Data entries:
----

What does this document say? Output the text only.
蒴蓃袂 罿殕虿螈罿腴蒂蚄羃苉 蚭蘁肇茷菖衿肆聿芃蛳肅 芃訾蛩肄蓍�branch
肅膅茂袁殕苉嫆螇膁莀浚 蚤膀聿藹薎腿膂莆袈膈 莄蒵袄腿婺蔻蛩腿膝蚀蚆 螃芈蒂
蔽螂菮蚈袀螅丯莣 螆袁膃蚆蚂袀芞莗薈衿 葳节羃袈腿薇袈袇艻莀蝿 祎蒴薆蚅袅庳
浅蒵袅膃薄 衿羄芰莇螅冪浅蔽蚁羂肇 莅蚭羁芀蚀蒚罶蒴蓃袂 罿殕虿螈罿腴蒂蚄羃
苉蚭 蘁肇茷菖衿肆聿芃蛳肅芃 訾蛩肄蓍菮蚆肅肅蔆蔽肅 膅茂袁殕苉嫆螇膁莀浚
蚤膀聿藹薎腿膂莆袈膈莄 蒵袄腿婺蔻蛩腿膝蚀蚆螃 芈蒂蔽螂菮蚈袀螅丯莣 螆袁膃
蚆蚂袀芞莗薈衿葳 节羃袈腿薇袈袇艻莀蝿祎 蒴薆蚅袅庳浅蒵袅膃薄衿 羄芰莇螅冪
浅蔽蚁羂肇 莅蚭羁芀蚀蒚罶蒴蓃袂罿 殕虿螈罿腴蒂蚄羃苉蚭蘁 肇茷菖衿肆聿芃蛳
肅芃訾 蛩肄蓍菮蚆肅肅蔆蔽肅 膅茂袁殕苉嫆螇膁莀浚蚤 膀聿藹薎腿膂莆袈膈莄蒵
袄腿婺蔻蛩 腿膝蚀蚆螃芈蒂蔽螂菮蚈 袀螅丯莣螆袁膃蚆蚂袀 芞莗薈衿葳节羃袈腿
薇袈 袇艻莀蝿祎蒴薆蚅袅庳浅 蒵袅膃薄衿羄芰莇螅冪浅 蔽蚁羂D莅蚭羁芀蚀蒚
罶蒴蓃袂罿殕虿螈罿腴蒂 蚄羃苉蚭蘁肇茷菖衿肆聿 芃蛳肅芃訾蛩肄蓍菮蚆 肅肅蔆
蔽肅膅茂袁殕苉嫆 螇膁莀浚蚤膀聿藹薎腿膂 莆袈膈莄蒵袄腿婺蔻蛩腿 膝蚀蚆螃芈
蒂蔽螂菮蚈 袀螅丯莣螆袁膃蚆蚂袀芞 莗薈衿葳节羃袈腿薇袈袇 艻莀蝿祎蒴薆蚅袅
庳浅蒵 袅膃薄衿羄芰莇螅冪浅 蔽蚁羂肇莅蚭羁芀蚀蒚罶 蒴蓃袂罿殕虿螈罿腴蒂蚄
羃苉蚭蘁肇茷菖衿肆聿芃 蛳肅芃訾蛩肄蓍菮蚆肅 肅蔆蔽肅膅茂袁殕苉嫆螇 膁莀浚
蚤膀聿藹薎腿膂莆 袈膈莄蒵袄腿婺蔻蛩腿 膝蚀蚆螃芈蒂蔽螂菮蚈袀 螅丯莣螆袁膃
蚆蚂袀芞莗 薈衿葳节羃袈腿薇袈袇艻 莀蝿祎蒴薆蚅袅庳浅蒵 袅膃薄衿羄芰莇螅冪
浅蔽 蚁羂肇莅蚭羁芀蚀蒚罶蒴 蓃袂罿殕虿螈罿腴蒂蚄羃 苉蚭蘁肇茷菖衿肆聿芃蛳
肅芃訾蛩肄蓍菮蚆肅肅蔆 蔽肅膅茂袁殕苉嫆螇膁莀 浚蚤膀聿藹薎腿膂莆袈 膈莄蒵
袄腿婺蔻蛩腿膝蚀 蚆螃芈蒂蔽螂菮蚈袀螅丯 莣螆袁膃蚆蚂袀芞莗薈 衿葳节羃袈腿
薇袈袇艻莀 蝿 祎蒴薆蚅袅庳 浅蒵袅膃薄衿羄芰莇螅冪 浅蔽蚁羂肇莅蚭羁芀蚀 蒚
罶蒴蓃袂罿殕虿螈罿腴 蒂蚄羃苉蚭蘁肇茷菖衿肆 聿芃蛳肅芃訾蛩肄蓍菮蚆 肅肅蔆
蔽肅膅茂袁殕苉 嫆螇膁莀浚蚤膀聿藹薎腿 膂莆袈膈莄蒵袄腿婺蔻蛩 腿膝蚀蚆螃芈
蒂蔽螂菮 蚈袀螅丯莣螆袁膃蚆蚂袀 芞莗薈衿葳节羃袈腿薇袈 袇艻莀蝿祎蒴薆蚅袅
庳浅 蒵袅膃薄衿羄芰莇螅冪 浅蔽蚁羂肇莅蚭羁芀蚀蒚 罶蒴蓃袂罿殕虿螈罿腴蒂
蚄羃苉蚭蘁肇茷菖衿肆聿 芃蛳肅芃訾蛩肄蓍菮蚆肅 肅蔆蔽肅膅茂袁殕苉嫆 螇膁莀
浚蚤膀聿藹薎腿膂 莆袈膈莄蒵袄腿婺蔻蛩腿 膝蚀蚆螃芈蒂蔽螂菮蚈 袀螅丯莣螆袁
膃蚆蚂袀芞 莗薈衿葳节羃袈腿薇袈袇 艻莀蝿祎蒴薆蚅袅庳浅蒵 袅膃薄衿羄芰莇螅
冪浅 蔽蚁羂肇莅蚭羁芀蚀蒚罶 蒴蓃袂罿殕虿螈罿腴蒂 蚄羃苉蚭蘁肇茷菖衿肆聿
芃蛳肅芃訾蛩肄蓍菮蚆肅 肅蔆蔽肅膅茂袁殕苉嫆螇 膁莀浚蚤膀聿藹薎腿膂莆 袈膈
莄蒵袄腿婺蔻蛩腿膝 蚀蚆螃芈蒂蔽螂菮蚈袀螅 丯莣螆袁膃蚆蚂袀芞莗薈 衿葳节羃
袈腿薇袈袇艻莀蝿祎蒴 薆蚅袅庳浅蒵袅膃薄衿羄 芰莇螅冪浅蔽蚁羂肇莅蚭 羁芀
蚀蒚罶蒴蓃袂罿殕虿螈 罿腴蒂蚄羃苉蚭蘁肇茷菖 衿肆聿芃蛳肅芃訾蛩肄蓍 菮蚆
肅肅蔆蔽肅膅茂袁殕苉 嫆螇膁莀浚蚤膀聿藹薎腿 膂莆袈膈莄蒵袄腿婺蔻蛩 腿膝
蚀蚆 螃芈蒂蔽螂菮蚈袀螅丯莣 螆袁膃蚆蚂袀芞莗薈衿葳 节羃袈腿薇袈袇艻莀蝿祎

----

*TASK GOAL*.
All lines above containing the string "蔽蚁羂肇莅蚭羁芀蚀蒚罶" are to be collected.

*CORRECT ANSWER*.
庳浅蒵 袅膃薄衿羄芰莇螅冪浅 蔽蚁羂肇莅蚭羁芀蚀蒚罶 蒴蓃袂罿殕虿螈罿腴蒂蚄
冪浅 蔽蚁羂肇莅蚭羁芀蚀蒚罶 蒴蓃袂罿殕虿螈罿腴蒂 蚄羃苉蚭蘁肇茷菖衿肆聿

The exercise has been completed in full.